# Task prompt:
Repeat each record below exactly, dropping the pictures.

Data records
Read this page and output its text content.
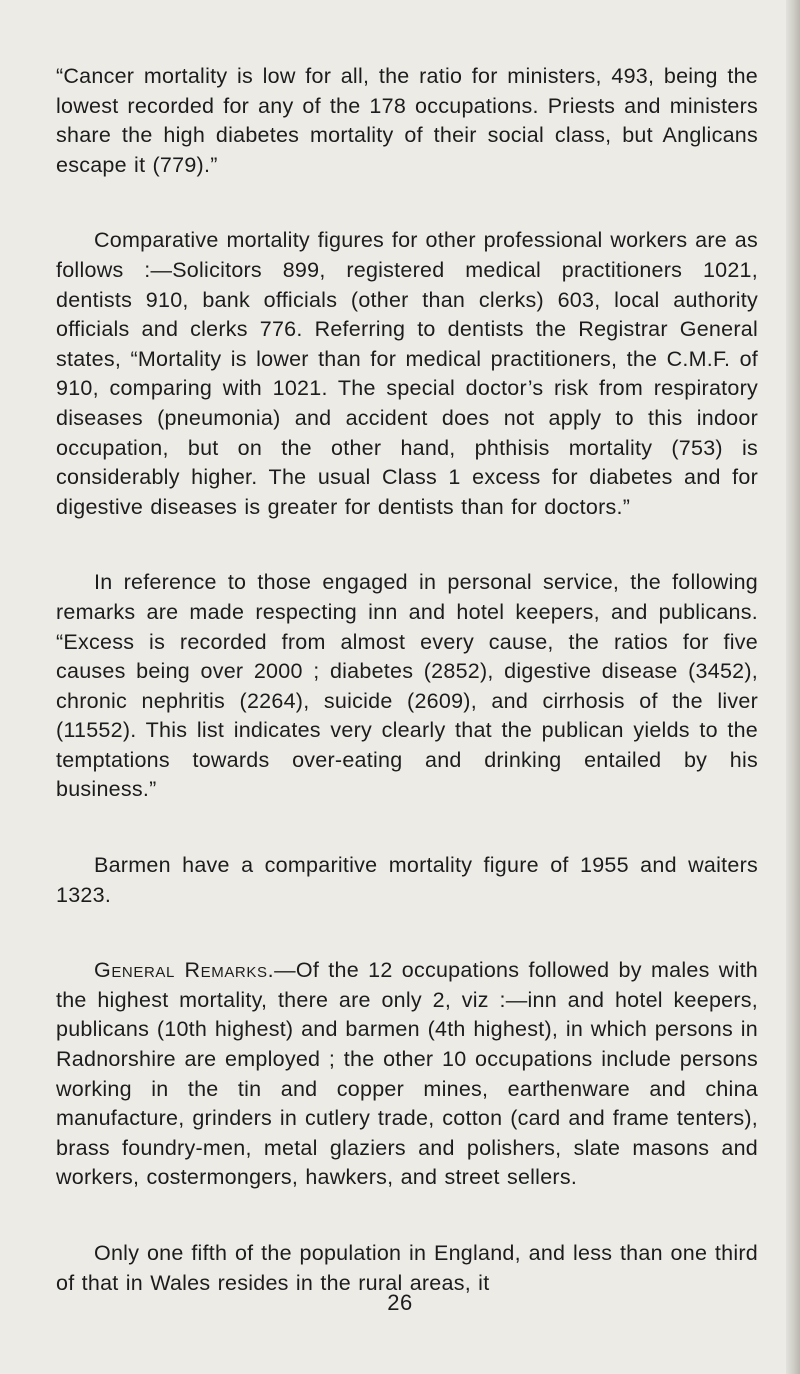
“Cancer mortality is low for all, the ratio for ministers, 493, being the lowest recorded for any of the 178 occupations. Priests and ministers share the high diabetes mortality of their social class, but Anglicans escape it (779).”

Comparative mortality figures for other professional workers are as follows :—Solicitors 899, registered medical practitioners 1021, dentists 910, bank officials (other than clerks) 603, local authority officials and clerks 776. Referring to dentists the Registrar General states, “Mortality is lower than for medical practitioners, the C.M.F. of 910, comparing with 1021. The special doctor’s risk from respiratory diseases (pneumonia) and accident does not apply to this indoor occupation, but on the other hand, phthisis mortality (753) is considerably higher. The usual Class 1 excess for diabetes and for digestive diseases is greater for dentists than for doctors.”

In reference to those engaged in personal service, the following remarks are made respecting inn and hotel keepers, and publicans. “Excess is recorded from almost every cause, the ratios for five causes being over 2000 ; diabetes (2852), digestive disease (3452), chronic nephritis (2264), suicide (2609), and cirrhosis of the liver (11552). This list indicates very clearly that the publican yields to the temptations towards over-eating and drinking entailed by his business.”

Barmen have a comparitive mortality figure of 1955 and waiters 1323.

General Remarks.—Of the 12 occupations followed by males with the highest mortality, there are only 2, viz :—inn and hotel keepers, publicans (10th highest) and barmen (4th highest), in which persons in Radnorshire are employed ; the other 10 occupations include persons working in the tin and copper mines, earthenware and china manufacture, grinders in cutlery trade, cotton (card and frame tenters), brass foundry-men, metal glaziers and polishers, slate masons and workers, costermongers, hawkers, and street sellers.

Only one fifth of the population in England, and less than one third of that in Wales resides in the rural areas, it

26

# The reply:
Read this page and output its text content.
“Cancer mortality is low for all, the ratio for ministers, 493, being the lowest recorded for any of the 178 occupations. Priests and ministers share the high diabetes mortality of their social class, but Anglicans escape it (779).”

Comparative mortality figures for other professional workers are as follows :—Solicitors 899, registered medical practitioners 1021, dentists 910, bank officials (other than clerks) 603, local authority officials and clerks 776. Referring to dentists the Registrar General states, “Mortality is lower than for medical practitioners, the C.M.F. of 910, comparing with 1021. The special doctor’s risk from respiratory diseases (pneumonia) and accident does not apply to this indoor occupation, but on the other hand, phthisis mortality (753) is considerably higher. The usual Class 1 excess for diabetes and for digestive diseases is greater for dentists than for doctors.”

In reference to those engaged in personal service, the following remarks are made respecting inn and hotel keepers, and publicans. “Excess is recorded from almost every cause, the ratios for five causes being over 2000 ; diabetes (2852), digestive disease (3452), chronic nephritis (2264), suicide (2609), and cirrhosis of the liver (11552). This list indicates very clearly that the publican yields to the temptations towards over-eating and drinking entailed by his business.”

Barmen have a comparitive mortality figure of 1955 and waiters 1323.

General Remarks.—Of the 12 occupations followed by males with the highest mortality, there are only 2, viz :—inn and hotel keepers, publicans (10th highest) and barmen (4th highest), in which persons in Radnorshire are employed ; the other 10 occupations include persons working in the tin and copper mines, earthenware and china manufacture, grinders in cutlery trade, cotton (card and frame tenters), brass foundry-men, metal glaziers and polishers, slate masons and workers, costermongers, hawkers, and street sellers.

Only one fifth of the population in England, and less than one third of that in Wales resides in the rural areas, it

26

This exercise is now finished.